_TASK DIRECTIONS:_
Give the listing again in full, exactly as written.

_ENTRIES SUPPLIED:_
* BEGIN *

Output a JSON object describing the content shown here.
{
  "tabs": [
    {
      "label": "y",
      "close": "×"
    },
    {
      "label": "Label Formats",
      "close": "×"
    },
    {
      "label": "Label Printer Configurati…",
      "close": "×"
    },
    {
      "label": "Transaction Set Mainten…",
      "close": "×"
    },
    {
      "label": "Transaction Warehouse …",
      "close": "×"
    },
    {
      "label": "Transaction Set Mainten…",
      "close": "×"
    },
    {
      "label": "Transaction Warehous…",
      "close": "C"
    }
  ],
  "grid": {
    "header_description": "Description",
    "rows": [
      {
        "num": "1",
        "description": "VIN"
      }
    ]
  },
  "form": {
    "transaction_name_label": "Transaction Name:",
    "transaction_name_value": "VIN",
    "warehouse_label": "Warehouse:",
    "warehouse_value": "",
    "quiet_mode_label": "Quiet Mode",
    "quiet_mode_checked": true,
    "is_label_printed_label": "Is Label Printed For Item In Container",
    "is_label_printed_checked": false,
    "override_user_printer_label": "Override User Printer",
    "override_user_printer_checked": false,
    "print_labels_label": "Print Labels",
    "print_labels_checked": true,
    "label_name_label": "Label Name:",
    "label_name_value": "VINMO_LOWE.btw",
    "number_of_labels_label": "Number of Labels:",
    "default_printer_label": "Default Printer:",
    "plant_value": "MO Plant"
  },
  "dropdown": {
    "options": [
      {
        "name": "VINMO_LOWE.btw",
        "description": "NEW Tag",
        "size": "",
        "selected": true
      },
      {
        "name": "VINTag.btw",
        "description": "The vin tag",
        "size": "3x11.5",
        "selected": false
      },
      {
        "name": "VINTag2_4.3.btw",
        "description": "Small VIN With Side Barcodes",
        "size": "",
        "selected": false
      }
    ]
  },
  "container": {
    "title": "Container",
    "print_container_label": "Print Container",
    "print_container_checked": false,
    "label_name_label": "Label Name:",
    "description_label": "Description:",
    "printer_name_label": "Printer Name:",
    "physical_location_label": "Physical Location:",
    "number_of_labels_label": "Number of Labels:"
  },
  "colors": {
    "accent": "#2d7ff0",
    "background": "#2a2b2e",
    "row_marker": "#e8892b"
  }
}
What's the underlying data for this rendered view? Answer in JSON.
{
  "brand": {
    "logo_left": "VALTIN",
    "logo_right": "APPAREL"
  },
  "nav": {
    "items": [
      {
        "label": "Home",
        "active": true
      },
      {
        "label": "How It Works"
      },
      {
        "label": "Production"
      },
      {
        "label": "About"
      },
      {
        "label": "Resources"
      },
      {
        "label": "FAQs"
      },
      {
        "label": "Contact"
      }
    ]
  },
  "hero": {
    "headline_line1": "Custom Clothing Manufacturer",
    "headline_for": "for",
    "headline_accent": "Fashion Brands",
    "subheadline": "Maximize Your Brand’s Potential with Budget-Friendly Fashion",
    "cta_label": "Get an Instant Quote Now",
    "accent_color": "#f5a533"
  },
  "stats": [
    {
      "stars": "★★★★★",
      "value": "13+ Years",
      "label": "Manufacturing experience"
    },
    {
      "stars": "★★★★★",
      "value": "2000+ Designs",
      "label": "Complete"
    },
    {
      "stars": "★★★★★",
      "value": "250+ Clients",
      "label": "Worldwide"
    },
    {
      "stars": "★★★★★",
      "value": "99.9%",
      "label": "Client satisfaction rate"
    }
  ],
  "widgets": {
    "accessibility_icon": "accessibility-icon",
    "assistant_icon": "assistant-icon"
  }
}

* END *

_RESPONSE FOR THIS EXERCISE:_
Output a JSON object describing the content shown here.
{
  "tabs": [
    {
      "label": "y",
      "close": "×"
    },
    {
      "label": "Label Formats",
      "close": "×"
    },
    {
      "label": "Label Printer Configurati…",
      "close": "×"
    },
    {
      "label": "Transaction Set Mainten…",
      "close": "×"
    },
    {
      "label": "Transaction Warehouse …",
      "close": "×"
    },
    {
      "label": "Transaction Set Mainten…",
      "close": "×"
    },
    {
      "label": "Transaction Warehous…",
      "close": "C"
    }
  ],
  "grid": {
    "header_description": "Description",
    "rows": [
      {
        "num": "1",
        "description": "VIN"
      }
    ]
  },
  "form": {
    "transaction_name_label": "Transaction Name:",
    "transaction_name_value": "VIN",
    "warehouse_label": "Warehouse:",
    "warehouse_value": "",
    "quiet_mode_label": "Quiet Mode",
    "quiet_mode_checked": true,
    "is_label_printed_label": "Is Label Printed For Item In Container",
    "is_label_printed_checked": false,
    "override_user_printer_label": "Override User Printer",
    "override_user_printer_checked": false,
    "print_labels_label": "Print Labels",
    "print_labels_checked": true,
    "label_name_label": "Label Name:",
    "label_name_value": "VINMO_LOWE.btw",
    "number_of_labels_label": "Number of Labels:",
    "default_printer_label": "Default Printer:",
    "plant_value": "MO Plant"
  },
  "dropdown": {
    "options": [
      {
        "name": "VINMO_LOWE.btw",
        "description": "NEW Tag",
        "size": "",
        "selected": true
      },
      {
        "name": "VINTag.btw",
        "description": "The vin tag",
        "size": "3x11.5",
        "selected": false
      },
      {
        "name": "VINTag2_4.3.btw",
        "description": "Small VIN With Side Barcodes",
        "size": "",
        "selected": false
      }
    ]
  },
  "container": {
    "title": "Container",
    "print_container_label": "Print Container",
    "print_container_checked": false,
    "label_name_label": "Label Name:",
    "description_label": "Description:",
    "printer_name_label": "Printer Name:",
    "physical_location_label": "Physical Location:",
    "number_of_labels_label": "Number of Labels:"
  },
  "colors": {
    "accent": "#2d7ff0",
    "background": "#2a2b2e",
    "row_marker": "#e8892b"
  }
}
What's the underlying data for this rendered view? Answer in JSON.
{
  "brand": {
    "logo_left": "VALTIN",
    "logo_right": "APPAREL"
  },
  "nav": {
    "items": [
      {
        "label": "Home",
        "active": true
      },
      {
        "label": "How It Works"
      },
      {
        "label": "Production"
      },
      {
        "label": "About"
      },
      {
        "label": "Resources"
      },
      {
        "label": "FAQs"
      },
      {
        "label": "Contact"
      }
    ]
  },
  "hero": {
    "headline_line1": "Custom Clothing Manufacturer",
    "headline_for": "for",
    "headline_accent": "Fashion Brands",
    "subheadline": "Maximize Your Brand’s Potential with Budget-Friendly Fashion",
    "cta_label": "Get an Instant Quote Now",
    "accent_color": "#f5a533"
  },
  "stats": [
    {
      "stars": "★★★★★",
      "value": "13+ Years",
      "label": "Manufacturing experience"
    },
    {
      "stars": "★★★★★",
      "value": "2000+ Designs",
      "label": "Complete"
    },
    {
      "stars": "★★★★★",
      "value": "250+ Clients",
      "label": "Worldwide"
    },
    {
      "stars": "★★★★★",
      "value": "99.9%",
      "label": "Client satisfaction rate"
    }
  ],
  "widgets": {
    "accessibility_icon": "accessibility-icon",
    "assistant_icon": "assistant-icon"
  }
}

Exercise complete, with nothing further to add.